=== What is required ===
Each entry below is to be duplicated verbatim.

○ ○ ○ ○ ○ ○ ○

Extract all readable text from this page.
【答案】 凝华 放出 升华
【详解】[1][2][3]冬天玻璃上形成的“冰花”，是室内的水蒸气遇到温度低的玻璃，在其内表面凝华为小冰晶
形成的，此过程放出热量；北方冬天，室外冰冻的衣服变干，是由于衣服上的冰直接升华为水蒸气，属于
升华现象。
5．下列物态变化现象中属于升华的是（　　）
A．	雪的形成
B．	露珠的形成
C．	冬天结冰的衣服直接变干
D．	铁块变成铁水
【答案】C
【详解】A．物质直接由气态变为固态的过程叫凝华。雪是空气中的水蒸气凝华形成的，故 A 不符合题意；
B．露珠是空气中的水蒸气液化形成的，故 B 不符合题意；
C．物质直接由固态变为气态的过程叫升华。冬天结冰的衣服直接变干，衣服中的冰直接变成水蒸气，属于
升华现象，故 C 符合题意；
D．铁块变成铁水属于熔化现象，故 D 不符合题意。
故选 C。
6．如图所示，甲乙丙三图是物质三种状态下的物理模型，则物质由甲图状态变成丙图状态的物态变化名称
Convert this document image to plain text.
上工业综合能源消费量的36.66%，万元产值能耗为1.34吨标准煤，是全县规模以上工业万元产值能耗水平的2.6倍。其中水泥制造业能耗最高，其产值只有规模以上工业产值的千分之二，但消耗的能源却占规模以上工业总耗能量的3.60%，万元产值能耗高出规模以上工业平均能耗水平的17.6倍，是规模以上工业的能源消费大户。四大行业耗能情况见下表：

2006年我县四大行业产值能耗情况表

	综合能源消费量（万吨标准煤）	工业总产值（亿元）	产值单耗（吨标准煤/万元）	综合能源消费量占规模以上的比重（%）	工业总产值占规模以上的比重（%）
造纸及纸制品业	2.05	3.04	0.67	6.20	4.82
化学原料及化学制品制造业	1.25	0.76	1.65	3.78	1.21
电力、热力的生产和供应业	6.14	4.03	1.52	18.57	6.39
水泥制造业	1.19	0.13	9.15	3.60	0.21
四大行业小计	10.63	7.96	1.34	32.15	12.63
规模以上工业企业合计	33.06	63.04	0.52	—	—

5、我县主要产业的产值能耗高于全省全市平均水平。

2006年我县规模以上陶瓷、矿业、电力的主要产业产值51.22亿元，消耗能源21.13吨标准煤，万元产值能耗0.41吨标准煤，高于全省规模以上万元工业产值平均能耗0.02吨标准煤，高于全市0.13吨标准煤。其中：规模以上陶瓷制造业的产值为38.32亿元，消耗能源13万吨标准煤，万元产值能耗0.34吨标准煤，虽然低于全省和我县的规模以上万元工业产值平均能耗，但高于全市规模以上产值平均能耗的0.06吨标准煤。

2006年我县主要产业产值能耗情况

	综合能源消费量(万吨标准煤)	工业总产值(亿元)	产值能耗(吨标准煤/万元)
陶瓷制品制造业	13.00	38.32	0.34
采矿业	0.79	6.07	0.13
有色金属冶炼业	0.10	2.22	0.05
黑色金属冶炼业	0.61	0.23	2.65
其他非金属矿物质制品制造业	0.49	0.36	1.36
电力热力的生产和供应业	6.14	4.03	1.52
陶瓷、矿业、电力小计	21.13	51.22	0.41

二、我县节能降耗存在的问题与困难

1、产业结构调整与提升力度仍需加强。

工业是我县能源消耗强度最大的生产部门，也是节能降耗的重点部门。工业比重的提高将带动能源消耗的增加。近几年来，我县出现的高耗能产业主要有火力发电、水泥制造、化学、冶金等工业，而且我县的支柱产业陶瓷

○ ○ ○ ○ ○ ○ ○

=== Written answer ===
Extract all readable text from this page.
【答案】 凝华 放出 升华
【详解】[1][2][3]冬天玻璃上形成的“冰花”，是室内的水蒸气遇到温度低的玻璃，在其内表面凝华为小冰晶
形成的，此过程放出热量；北方冬天，室外冰冻的衣服变干，是由于衣服上的冰直接升华为水蒸气，属于
升华现象。
5．下列物态变化现象中属于升华的是（　　）
A．	雪的形成
B．	露珠的形成
C．	冬天结冰的衣服直接变干
D．	铁块变成铁水
【答案】C
【详解】A．物质直接由气态变为固态的过程叫凝华。雪是空气中的水蒸气凝华形成的，故 A 不符合题意；
B．露珠是空气中的水蒸气液化形成的，故 B 不符合题意；
C．物质直接由固态变为气态的过程叫升华。冬天结冰的衣服直接变干，衣服中的冰直接变成水蒸气，属于
升华现象，故 C 符合题意；
D．铁块变成铁水属于熔化现象，故 D 不符合题意。
故选 C。
6．如图所示，甲乙丙三图是物质三种状态下的物理模型，则物质由甲图状态变成丙图状态的物态变化名称
Convert this document image to plain text.
上工业综合能源消费量的36.66%，万元产值能耗为1.34吨标准煤，是全县规模以上工业万元产值能耗水平的2.6倍。其中水泥制造业能耗最高，其产值只有规模以上工业产值的千分之二，但消耗的能源却占规模以上工业总耗能量的3.60%，万元产值能耗高出规模以上工业平均能耗水平的17.6倍，是规模以上工业的能源消费大户。四大行业耗能情况见下表：

2006年我县四大行业产值能耗情况表

	综合能源消费量（万吨标准煤）	工业总产值（亿元）	产值单耗（吨标准煤/万元）	综合能源消费量占规模以上的比重（%）	工业总产值占规模以上的比重（%）
造纸及纸制品业	2.05	3.04	0.67	6.20	4.82
化学原料及化学制品制造业	1.25	0.76	1.65	3.78	1.21
电力、热力的生产和供应业	6.14	4.03	1.52	18.57	6.39
水泥制造业	1.19	0.13	9.15	3.60	0.21
四大行业小计	10.63	7.96	1.34	32.15	12.63
规模以上工业企业合计	33.06	63.04	0.52	—	—

5、我县主要产业的产值能耗高于全省全市平均水平。

2006年我县规模以上陶瓷、矿业、电力的主要产业产值51.22亿元，消耗能源21.13吨标准煤，万元产值能耗0.41吨标准煤，高于全省规模以上万元工业产值平均能耗0.02吨标准煤，高于全市0.13吨标准煤。其中：规模以上陶瓷制造业的产值为38.32亿元，消耗能源13万吨标准煤，万元产值能耗0.34吨标准煤，虽然低于全省和我县的规模以上万元工业产值平均能耗，但高于全市规模以上产值平均能耗的0.06吨标准煤。

2006年我县主要产业产值能耗情况

	综合能源消费量(万吨标准煤)	工业总产值(亿元)	产值能耗(吨标准煤/万元)
陶瓷制品制造业	13.00	38.32	0.34
采矿业	0.79	6.07	0.13
有色金属冶炼业	0.10	2.22	0.05
黑色金属冶炼业	0.61	0.23	2.65
其他非金属矿物质制品制造业	0.49	0.36	1.36
电力热力的生产和供应业	6.14	4.03	1.52
陶瓷、矿业、电力小计	21.13	51.22	0.41

二、我县节能降耗存在的问题与困难

1、产业结构调整与提升力度仍需加强。

工业是我县能源消耗强度最大的生产部门，也是节能降耗的重点部门。工业比重的提高将带动能源消耗的增加。近几年来，我县出现的高耗能产业主要有火力发电、水泥制造、化学、冶金等工业，而且我县的支柱产业陶瓷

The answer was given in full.